:: WORK REQUIRED ::
Set down each line of the material that follows, exactly, with no pictures.

# SOURCE DATA start

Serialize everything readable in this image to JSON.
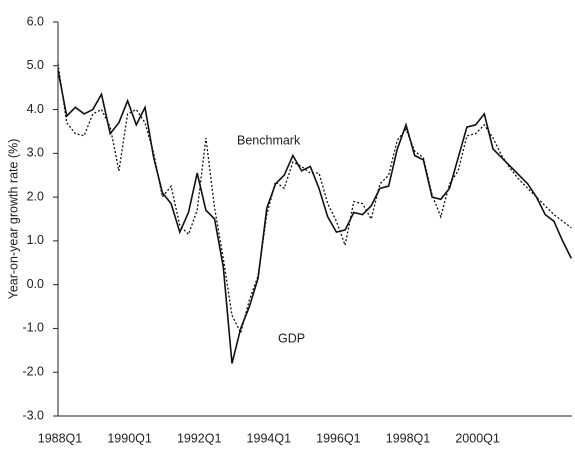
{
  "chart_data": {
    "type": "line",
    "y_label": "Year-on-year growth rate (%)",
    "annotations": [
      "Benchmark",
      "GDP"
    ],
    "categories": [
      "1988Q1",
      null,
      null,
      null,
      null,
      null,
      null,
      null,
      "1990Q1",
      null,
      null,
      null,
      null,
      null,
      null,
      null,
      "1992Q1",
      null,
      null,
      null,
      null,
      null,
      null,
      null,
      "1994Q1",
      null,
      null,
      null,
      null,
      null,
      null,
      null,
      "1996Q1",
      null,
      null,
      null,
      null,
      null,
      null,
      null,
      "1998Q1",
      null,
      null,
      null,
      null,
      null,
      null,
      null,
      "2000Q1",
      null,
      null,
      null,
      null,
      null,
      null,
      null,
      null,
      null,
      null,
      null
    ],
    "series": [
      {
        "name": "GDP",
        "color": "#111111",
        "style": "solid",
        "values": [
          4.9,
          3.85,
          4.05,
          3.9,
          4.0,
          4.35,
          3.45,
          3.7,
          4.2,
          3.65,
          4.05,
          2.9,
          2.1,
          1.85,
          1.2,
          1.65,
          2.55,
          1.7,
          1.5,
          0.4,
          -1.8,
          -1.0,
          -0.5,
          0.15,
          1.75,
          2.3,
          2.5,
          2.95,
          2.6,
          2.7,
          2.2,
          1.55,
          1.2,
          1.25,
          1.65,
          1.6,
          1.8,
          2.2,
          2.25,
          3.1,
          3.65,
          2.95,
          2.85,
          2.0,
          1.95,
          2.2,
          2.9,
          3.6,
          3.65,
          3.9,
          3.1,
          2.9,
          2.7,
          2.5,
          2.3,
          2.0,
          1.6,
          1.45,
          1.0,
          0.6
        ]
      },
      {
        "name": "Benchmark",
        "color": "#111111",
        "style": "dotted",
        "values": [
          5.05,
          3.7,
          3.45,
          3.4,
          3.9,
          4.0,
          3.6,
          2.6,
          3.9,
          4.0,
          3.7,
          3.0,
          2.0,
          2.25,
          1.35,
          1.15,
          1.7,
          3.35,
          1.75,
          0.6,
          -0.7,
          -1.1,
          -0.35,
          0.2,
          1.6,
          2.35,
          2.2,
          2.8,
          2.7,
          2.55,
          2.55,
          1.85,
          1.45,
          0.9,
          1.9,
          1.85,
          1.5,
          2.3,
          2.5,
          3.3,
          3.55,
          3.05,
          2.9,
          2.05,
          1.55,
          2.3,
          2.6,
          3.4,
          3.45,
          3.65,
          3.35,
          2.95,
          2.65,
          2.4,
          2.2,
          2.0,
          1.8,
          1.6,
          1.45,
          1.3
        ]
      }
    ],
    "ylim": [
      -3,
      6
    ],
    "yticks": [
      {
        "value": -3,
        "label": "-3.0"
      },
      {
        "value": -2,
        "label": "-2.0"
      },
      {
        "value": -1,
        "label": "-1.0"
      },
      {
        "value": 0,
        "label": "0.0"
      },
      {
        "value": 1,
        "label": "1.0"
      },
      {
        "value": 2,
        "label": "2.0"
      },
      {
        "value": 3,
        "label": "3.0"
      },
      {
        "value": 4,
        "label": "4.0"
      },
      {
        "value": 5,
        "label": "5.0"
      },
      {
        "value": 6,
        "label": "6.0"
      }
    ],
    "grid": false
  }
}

# SOURCE DATA end

:: SOLUTION FOR THIS EXERCISE ::
Serialize everything readable in this image to JSON.
{
  "chart_data": {
    "type": "line",
    "y_label": "Year-on-year growth rate (%)",
    "annotations": [
      "Benchmark",
      "GDP"
    ],
    "categories": [
      "1988Q1",
      null,
      null,
      null,
      null,
      null,
      null,
      null,
      "1990Q1",
      null,
      null,
      null,
      null,
      null,
      null,
      null,
      "1992Q1",
      null,
      null,
      null,
      null,
      null,
      null,
      null,
      "1994Q1",
      null,
      null,
      null,
      null,
      null,
      null,
      null,
      "1996Q1",
      null,
      null,
      null,
      null,
      null,
      null,
      null,
      "1998Q1",
      null,
      null,
      null,
      null,
      null,
      null,
      null,
      "2000Q1",
      null,
      null,
      null,
      null,
      null,
      null,
      null,
      null,
      null,
      null,
      null
    ],
    "series": [
      {
        "name": "GDP",
        "color": "#111111",
        "style": "solid",
        "values": [
          4.9,
          3.85,
          4.05,
          3.9,
          4.0,
          4.35,
          3.45,
          3.7,
          4.2,
          3.65,
          4.05,
          2.9,
          2.1,
          1.85,
          1.2,
          1.65,
          2.55,
          1.7,
          1.5,
          0.4,
          -1.8,
          -1.0,
          -0.5,
          0.15,
          1.75,
          2.3,
          2.5,
          2.95,
          2.6,
          2.7,
          2.2,
          1.55,
          1.2,
          1.25,
          1.65,
          1.6,
          1.8,
          2.2,
          2.25,
          3.1,
          3.65,
          2.95,
          2.85,
          2.0,
          1.95,
          2.2,
          2.9,
          3.6,
          3.65,
          3.9,
          3.1,
          2.9,
          2.7,
          2.5,
          2.3,
          2.0,
          1.6,
          1.45,
          1.0,
          0.6
        ]
      },
      {
        "name": "Benchmark",
        "color": "#111111",
        "style": "dotted",
        "values": [
          5.05,
          3.7,
          3.45,
          3.4,
          3.9,
          4.0,
          3.6,
          2.6,
          3.9,
          4.0,
          3.7,
          3.0,
          2.0,
          2.25,
          1.35,
          1.15,
          1.7,
          3.35,
          1.75,
          0.6,
          -0.7,
          -1.1,
          -0.35,
          0.2,
          1.6,
          2.35,
          2.2,
          2.8,
          2.7,
          2.55,
          2.55,
          1.85,
          1.45,
          0.9,
          1.9,
          1.85,
          1.5,
          2.3,
          2.5,
          3.3,
          3.55,
          3.05,
          2.9,
          2.05,
          1.55,
          2.3,
          2.6,
          3.4,
          3.45,
          3.65,
          3.35,
          2.95,
          2.65,
          2.4,
          2.2,
          2.0,
          1.8,
          1.6,
          1.45,
          1.3
        ]
      }
    ],
    "ylim": [
      -3,
      6
    ],
    "yticks": [
      {
        "value": -3,
        "label": "-3.0"
      },
      {
        "value": -2,
        "label": "-2.0"
      },
      {
        "value": -1,
        "label": "-1.0"
      },
      {
        "value": 0,
        "label": "0.0"
      },
      {
        "value": 1,
        "label": "1.0"
      },
      {
        "value": 2,
        "label": "2.0"
      },
      {
        "value": 3,
        "label": "3.0"
      },
      {
        "value": 4,
        "label": "4.0"
      },
      {
        "value": 5,
        "label": "5.0"
      },
      {
        "value": 6,
        "label": "6.0"
      }
    ],
    "grid": false
  }
}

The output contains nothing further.